■ A tarefa: Liste todas as faixas do disco de Urias citadas no texto sobre o álbum, sem incluir canções de outros artistas.

■ Página:
######
Além de Foi Mal, o pop psicodélico proposto por Urias —que nos remete ao baixo de Kevin Parker, do Tame Impala, e uma “palinha” de Chamber of Reflection, do Mac Demarco—, o disco transita em outras esferas da música contemporânea. Racha, Peligrosa e Cadela são alguns exemplos que fogem do pop “lugar-comum”, estabelecido pela indústria. Batidas eletrônicas, uma áurea underground, falsetes estridentes e onomatopeias compõem as canções.

Já em Maserati e Pode Mandar, a artista transita entre batidas soturnas e rimas de hip-hop, gênero que admira e dedica os versos mais furiosos. “Pode Mandar surgiu de um papo que eu tive com o próprio Vírus, porque tudo é muito organizado para a gente se ferrar. Nisso, veio a música. Ela fala sobre a pressa de ter as coisas, porque não sabemos até quando estaremos vivos”, pontua a artista sobre as nuances de se apresentar como uma cantora transsexual.

“Me faz querer vingança quando eu olho pro passado/ Perto do que eu mereço, o que eu peço não é nada/ Depois de sofrer essa violência organizada/ Não subestimem a minha inteligência/ Não sou do tipo que tem paciência”, rima na segunda faixa do disco.

Ao analisar a própria trajetória, e a de quem veio antes, a artista enfatiza: “Tem muita gente que fez muita coisa —até fora da arte— para nós estarmos aqui. Só de estar viva é um sinal que muita gente lutou para eu estar viva”.

Na hora de escolher quem somaria com ela em feats, as respostas vieram sem qualquer hesitação: “São artistas que eu acredito serem o futuro da música brasileira. No sentido de adicionar culturalmente, liricamente e esteticamente para a nossa cultura”. Os nomes, escolhidos a dedo, foram Vírus, Hodari, Charm Mone, Monna Brutal e Ebony. Sobre as duas últimas, a artista não economiza elogios: “Para mim, não tem outra melhor no rap que a Ebony, no segmento trap/rap, e ninguém melhor que a Monna no hip-hop/rap”.

"Não sou muito competitiva, mas gosto de me ultrapassar nas coisas. Me colocar como ponto de partida"
######
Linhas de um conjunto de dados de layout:
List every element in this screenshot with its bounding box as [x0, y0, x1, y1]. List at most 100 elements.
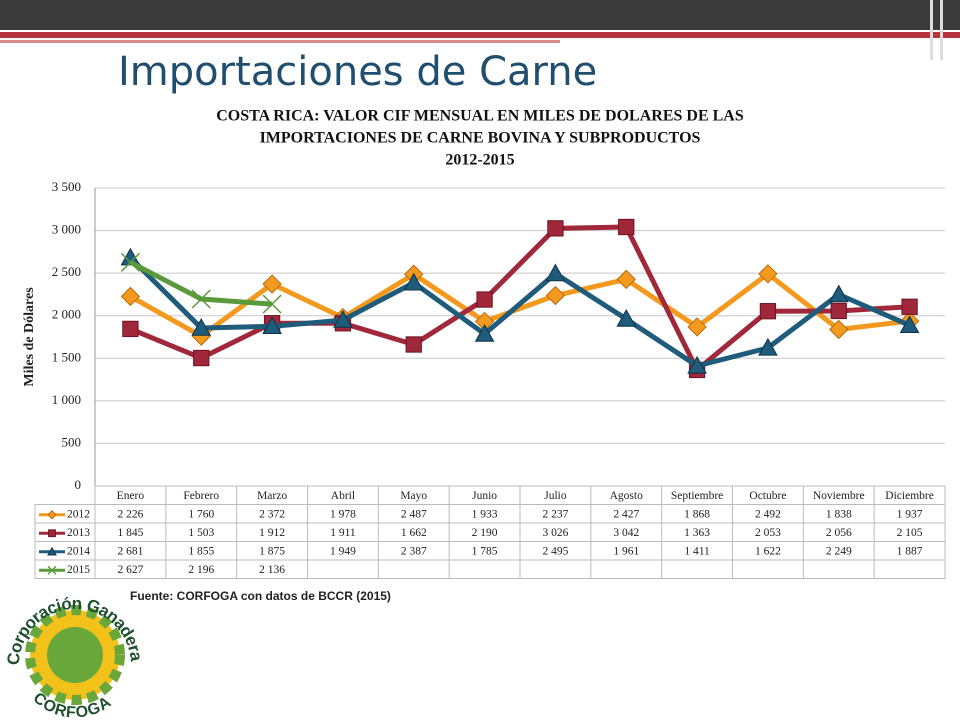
- x-tick-label: Marzo: [257, 490, 287, 502]
- series-line: [129, 271, 910, 339]
- table-cell: 1 978: [330, 508, 356, 520]
- table-cell: 1 622: [755, 545, 781, 557]
- y-axis-label: Miles de Dólares: [22, 287, 37, 387]
- chart-title: COSTA RICA: VALOR CIF MENSUAL EN MILES D…: [216, 108, 744, 125]
- y-tick-label: 3 000: [52, 222, 81, 237]
- marker: [758, 337, 778, 356]
- series-line: [128, 255, 911, 369]
- marker: [191, 318, 212, 336]
- table-cell: 3 042: [613, 527, 639, 539]
- table-cell: 1 868: [684, 508, 710, 520]
- marker: [120, 252, 140, 272]
- deco: [940, 0, 943, 60]
- table-cell: 1 411: [684, 545, 710, 557]
- x-tick-label: Abril: [331, 490, 355, 502]
- x-tick-label: Diciembre: [885, 490, 934, 502]
- table-cell: 2 249: [826, 545, 852, 557]
- marker: [476, 291, 493, 308]
- y-tick-label: 2 000: [52, 307, 81, 322]
- y-tick-label: 500: [62, 434, 82, 449]
- table-cell: 1 662: [401, 527, 427, 539]
- logo-gear-teeth: [25, 605, 125, 705]
- marker: [191, 289, 211, 309]
- table-cell: 1 912: [259, 527, 285, 539]
- table-cell: 2 196: [188, 564, 214, 576]
- table-cell: 2 237: [542, 508, 568, 520]
- table-cell: 2 056: [826, 527, 852, 539]
- marker: [48, 529, 56, 538]
- table-cell: 1 961: [613, 545, 639, 557]
- logo: Corporación Ganadera CORFOGA: [4, 594, 145, 720]
- table-cell: 1 845: [117, 527, 143, 539]
- table-cell: 1 875: [259, 545, 285, 557]
- table-cell: 1 937: [897, 508, 923, 520]
- marker: [899, 315, 920, 334]
- y-tick-label: 3 500: [52, 179, 81, 194]
- x-tick-label: Agosto: [610, 490, 643, 502]
- table-cell: 1 911: [330, 527, 356, 539]
- x-tick-label: Noviembre: [813, 490, 865, 502]
- marker: [616, 309, 637, 327]
- table-cell: 2 136: [259, 564, 285, 576]
- x-tick-label: Octubre: [749, 490, 786, 502]
- legend-label: 2012: [67, 508, 90, 520]
- marker: [47, 565, 57, 575]
- marker: [262, 274, 282, 294]
- marker: [758, 264, 778, 284]
- top-bar: [0, 0, 960, 30]
- marker: [830, 302, 847, 320]
- marker: [901, 298, 918, 315]
- table-cell: 2 190: [472, 527, 498, 539]
- chart-title: 2012-2015: [445, 152, 514, 169]
- table-cell: 2 427: [613, 508, 639, 520]
- marker: [47, 546, 57, 556]
- x-tick-label: Septiembre: [671, 490, 723, 502]
- marker: [193, 349, 210, 367]
- marker: [403, 272, 424, 291]
- table-cell: 2 681: [117, 545, 143, 557]
- table-cell: 1 363: [684, 527, 710, 539]
- table-cell: 1 760: [188, 508, 214, 520]
- legend-label: 2015: [67, 564, 90, 576]
- deco: [930, 0, 933, 60]
- y-tick-label: 1 500: [52, 349, 81, 364]
- x-tick-label: Enero: [117, 490, 145, 502]
- y-tick-label: 2 500: [52, 264, 81, 279]
- table-cell: 2 226: [117, 508, 143, 520]
- logo-center: [47, 627, 103, 683]
- table-cell: 1 838: [826, 508, 852, 520]
- table-cell: 1 887: [897, 545, 923, 557]
- red-stripe-thin: [0, 40, 560, 43]
- table-cell: 2 387: [401, 545, 427, 557]
- marker: [120, 286, 141, 307]
- table-cell: 2 627: [117, 564, 143, 576]
- table-cell: 1 785: [472, 545, 498, 557]
- table-cell: 1 503: [188, 527, 214, 539]
- table-cell: 1 949: [330, 545, 356, 557]
- marker: [333, 310, 353, 328]
- y-tick-label: 1 000: [52, 392, 81, 407]
- x-tick-label: Febrero: [183, 490, 219, 502]
- table-cell: 2 053: [755, 527, 781, 539]
- y-tick-label: 0: [75, 477, 82, 492]
- marker: [547, 220, 564, 237]
- source: Fuente: CORFOGA con datos de BCCR (2015): [130, 589, 391, 603]
- marker: [618, 218, 635, 236]
- marker: [829, 319, 849, 340]
- marker: [759, 303, 777, 320]
- marker: [474, 323, 495, 342]
- marker: [545, 285, 566, 306]
- table-cell: 2 372: [259, 508, 285, 520]
- marker: [687, 317, 707, 337]
- legend-label: 2013: [67, 527, 90, 539]
- table-cell: 1 933: [472, 508, 498, 520]
- marker: [687, 355, 707, 374]
- table-cell: 1 855: [188, 545, 214, 557]
- marker: [262, 316, 282, 335]
- table-cell: 2 495: [542, 545, 568, 557]
- legend-label: 2014: [67, 545, 90, 557]
- marker: [828, 284, 849, 303]
- marker: [47, 510, 57, 520]
- table-cell: 2 492: [755, 508, 781, 520]
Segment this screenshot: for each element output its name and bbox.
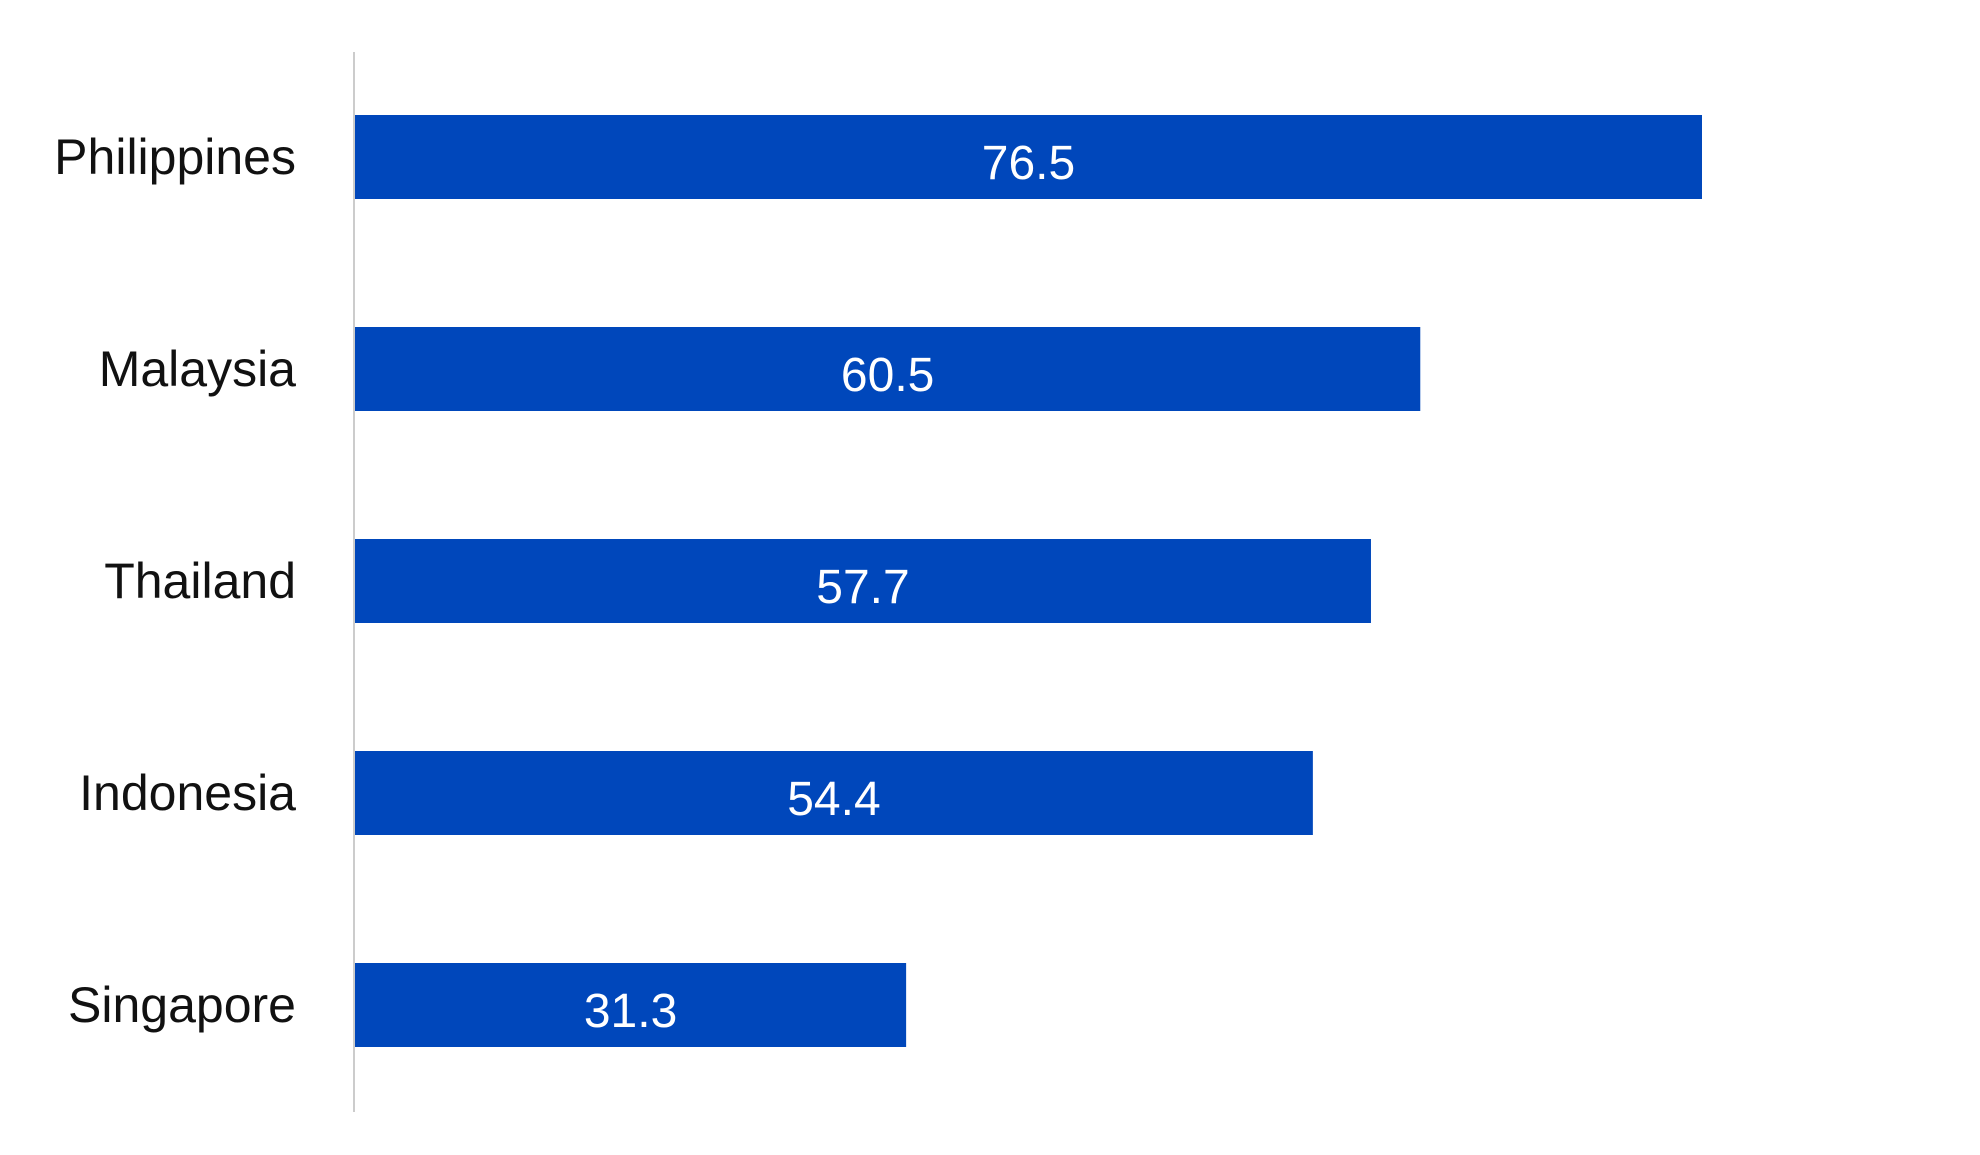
value-labels-group: 76.5 60.5 57.7 54.4 31.3 xyxy=(584,137,1075,1038)
bar-indonesia xyxy=(355,751,1313,835)
data-label-malaysia: 60.5 xyxy=(841,349,934,402)
category-labels-group: Philippines Malaysia Thailand Indonesia Sing… xyxy=(54,129,296,1033)
data-label-indonesia: 54.4 xyxy=(787,773,880,826)
category-label-indonesia: Indonesia xyxy=(79,765,296,821)
bar-malaysia xyxy=(355,327,1421,411)
category-label-philippines: Philippines xyxy=(54,129,296,185)
data-label-philippines: 76.5 xyxy=(982,137,1075,190)
bars-group xyxy=(355,115,1702,1047)
bar-philippines xyxy=(355,115,1702,199)
bar-singapore xyxy=(355,963,907,1047)
category-label-singapore: Singapore xyxy=(68,977,296,1033)
bar-thailand xyxy=(355,539,1371,623)
data-label-singapore: 31.3 xyxy=(584,985,677,1038)
category-label-thailand: Thailand xyxy=(104,553,296,609)
data-label-thailand: 57.7 xyxy=(816,561,909,614)
category-label-malaysia: Malaysia xyxy=(99,341,296,397)
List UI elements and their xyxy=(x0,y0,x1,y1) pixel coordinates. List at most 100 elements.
######
■ Resposta abaixo: Foi Mal, Racha, Peligrosa, Cadela, Maserati e Pode Mandar.